THE PROBLEM
Lines that contain the string "through" are to be copied; leave out all others.

Dataset rows
----

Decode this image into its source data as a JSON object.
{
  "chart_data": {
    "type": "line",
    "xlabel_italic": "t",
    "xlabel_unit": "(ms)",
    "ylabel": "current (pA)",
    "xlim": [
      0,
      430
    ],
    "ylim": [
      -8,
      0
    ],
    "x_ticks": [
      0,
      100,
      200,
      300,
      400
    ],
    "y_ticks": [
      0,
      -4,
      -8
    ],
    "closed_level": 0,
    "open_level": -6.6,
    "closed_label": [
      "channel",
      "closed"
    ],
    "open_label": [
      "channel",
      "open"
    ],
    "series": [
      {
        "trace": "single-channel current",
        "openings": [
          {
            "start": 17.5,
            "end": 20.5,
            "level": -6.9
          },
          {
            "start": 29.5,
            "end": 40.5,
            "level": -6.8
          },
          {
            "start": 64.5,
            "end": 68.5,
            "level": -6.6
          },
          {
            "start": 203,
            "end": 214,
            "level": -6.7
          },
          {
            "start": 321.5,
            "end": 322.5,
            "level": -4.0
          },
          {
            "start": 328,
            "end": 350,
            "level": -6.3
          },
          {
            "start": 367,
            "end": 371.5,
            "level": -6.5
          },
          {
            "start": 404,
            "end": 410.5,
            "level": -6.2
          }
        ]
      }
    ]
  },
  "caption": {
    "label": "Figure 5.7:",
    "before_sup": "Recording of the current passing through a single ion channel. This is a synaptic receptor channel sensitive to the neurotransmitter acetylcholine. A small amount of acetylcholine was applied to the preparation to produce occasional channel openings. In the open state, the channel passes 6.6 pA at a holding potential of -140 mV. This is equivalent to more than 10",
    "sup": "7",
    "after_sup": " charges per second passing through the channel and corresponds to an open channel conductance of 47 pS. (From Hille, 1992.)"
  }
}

----

EXERCISE OUTPUT
    "before_sup": "Recording of the current passing through a single ion channel. This is a synaptic receptor channel sensitive to the neurotransmitter acetylcholine. A small amount of acetylcholine was applied to the preparation to produce occasional channel openings. In the open state, the channel passes 6.6 pA at a holding potential of -140 mV. This is equivalent to more than 10",
    "after_sup": " charges per second passing through the channel and corresponds to an open channel conductance of 47 pS. (From Hille, 1992.)"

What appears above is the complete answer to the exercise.